Of the lines in the entries, how many hold the word "this"? Give that number alone.

Data supplied:
☆ ☆ ☆ ☆

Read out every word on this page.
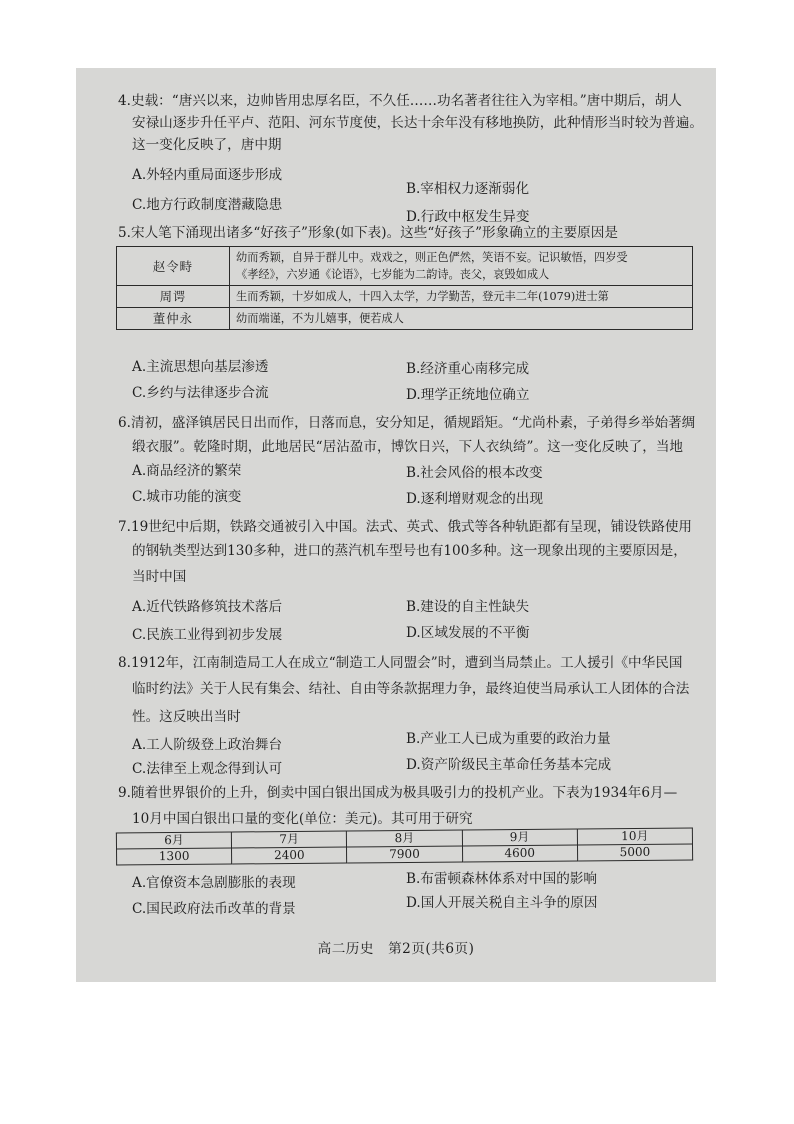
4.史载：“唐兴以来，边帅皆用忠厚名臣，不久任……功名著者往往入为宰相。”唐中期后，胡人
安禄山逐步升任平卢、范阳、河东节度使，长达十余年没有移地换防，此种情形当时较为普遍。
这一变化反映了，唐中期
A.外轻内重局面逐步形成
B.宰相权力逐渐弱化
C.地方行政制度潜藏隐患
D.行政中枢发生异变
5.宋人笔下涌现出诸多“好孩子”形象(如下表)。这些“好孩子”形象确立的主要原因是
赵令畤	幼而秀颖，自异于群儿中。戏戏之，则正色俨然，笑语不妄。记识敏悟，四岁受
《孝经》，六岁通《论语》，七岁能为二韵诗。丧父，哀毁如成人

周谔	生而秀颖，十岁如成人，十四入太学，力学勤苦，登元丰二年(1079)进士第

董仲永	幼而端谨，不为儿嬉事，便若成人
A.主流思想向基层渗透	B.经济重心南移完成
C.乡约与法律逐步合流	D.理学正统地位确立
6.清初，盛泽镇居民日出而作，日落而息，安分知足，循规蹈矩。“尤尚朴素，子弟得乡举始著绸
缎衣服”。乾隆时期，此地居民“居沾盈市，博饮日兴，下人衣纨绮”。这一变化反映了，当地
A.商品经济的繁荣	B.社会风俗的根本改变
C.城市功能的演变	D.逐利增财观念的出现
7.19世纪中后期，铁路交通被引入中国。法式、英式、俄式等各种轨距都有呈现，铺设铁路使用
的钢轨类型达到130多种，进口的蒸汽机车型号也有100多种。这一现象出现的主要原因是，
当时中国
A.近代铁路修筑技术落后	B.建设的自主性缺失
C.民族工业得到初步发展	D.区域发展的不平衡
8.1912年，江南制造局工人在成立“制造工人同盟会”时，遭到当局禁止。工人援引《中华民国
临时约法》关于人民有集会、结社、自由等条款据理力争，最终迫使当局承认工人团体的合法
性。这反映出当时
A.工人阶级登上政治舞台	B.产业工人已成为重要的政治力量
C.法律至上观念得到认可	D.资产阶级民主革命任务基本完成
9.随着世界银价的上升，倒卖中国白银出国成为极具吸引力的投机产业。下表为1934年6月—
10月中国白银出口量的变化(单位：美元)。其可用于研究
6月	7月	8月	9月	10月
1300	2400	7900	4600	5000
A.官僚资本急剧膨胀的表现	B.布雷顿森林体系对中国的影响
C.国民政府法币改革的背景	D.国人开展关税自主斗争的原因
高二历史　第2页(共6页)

☆ ☆ ☆ ☆

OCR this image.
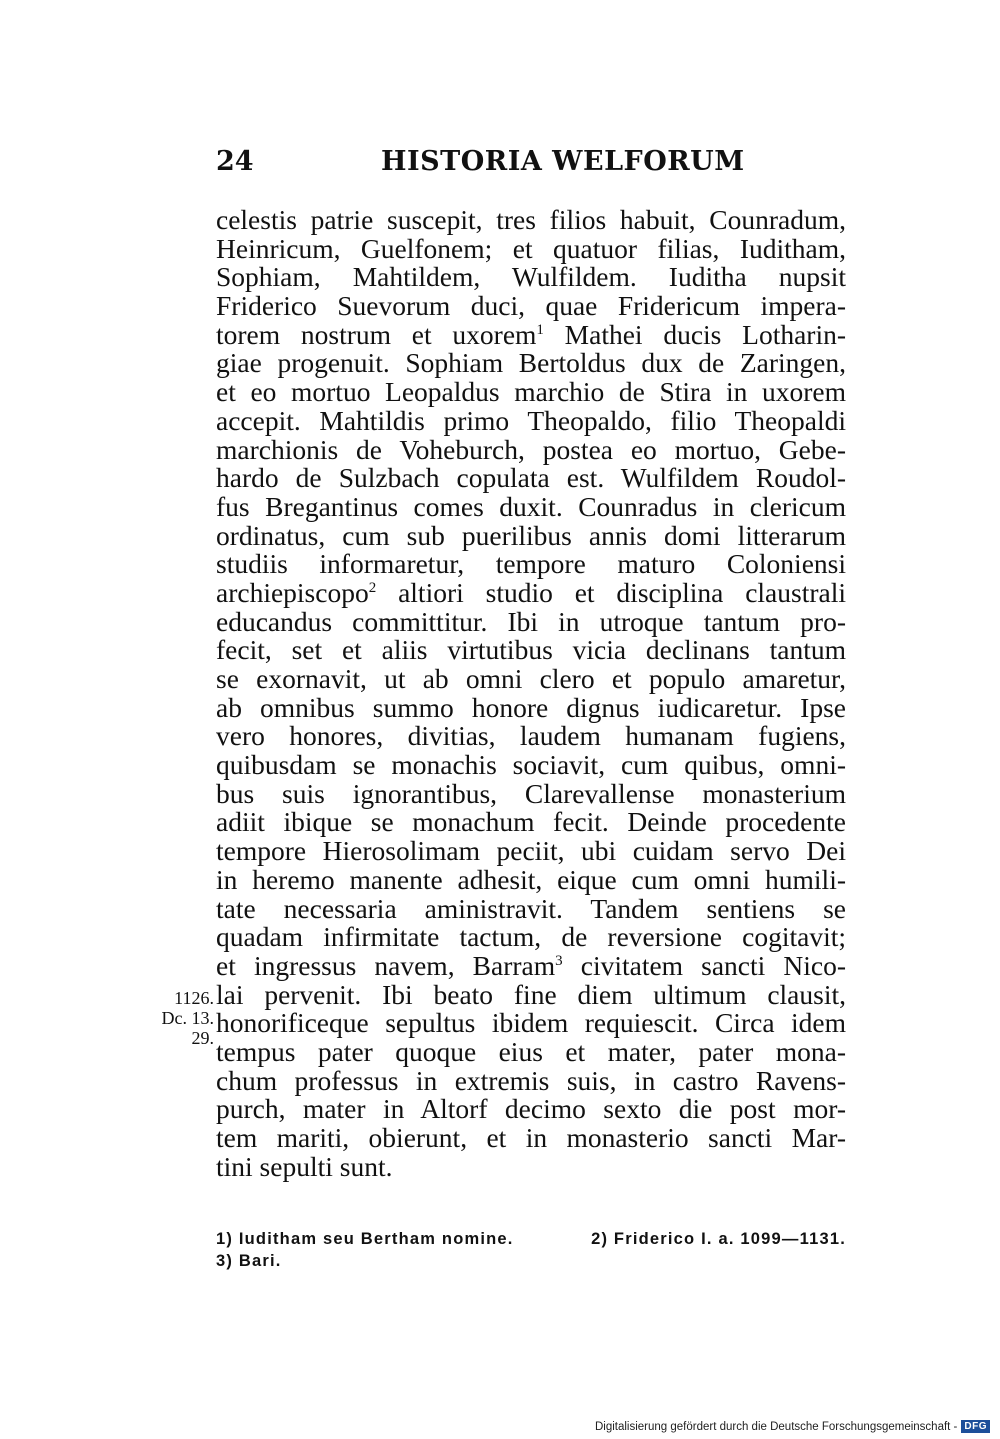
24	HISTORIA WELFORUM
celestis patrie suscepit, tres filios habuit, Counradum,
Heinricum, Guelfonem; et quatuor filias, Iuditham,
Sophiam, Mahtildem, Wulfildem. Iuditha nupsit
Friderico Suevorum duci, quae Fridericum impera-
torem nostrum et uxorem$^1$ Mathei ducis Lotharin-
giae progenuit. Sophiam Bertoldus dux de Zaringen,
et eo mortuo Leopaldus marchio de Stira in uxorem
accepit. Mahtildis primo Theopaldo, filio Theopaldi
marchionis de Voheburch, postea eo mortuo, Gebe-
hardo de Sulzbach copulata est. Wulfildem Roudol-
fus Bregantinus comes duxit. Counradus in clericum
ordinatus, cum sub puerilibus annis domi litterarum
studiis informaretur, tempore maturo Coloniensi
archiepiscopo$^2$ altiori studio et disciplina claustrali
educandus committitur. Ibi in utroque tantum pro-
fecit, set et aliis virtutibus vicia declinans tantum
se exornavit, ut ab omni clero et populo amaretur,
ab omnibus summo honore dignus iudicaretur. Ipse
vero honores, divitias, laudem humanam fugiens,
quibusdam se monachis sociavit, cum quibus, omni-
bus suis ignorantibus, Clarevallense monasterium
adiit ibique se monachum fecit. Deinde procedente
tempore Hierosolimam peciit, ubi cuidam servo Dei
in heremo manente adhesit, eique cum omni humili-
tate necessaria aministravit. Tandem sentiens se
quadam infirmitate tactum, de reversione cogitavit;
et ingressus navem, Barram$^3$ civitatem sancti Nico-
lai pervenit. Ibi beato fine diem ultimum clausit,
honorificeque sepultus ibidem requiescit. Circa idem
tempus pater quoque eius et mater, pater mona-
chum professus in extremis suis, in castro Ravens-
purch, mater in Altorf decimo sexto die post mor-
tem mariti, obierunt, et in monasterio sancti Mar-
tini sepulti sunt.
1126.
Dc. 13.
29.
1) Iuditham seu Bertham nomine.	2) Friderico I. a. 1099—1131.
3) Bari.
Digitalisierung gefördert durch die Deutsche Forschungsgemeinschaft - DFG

☆ ☆ ☆ ☆

Answer to the task: 2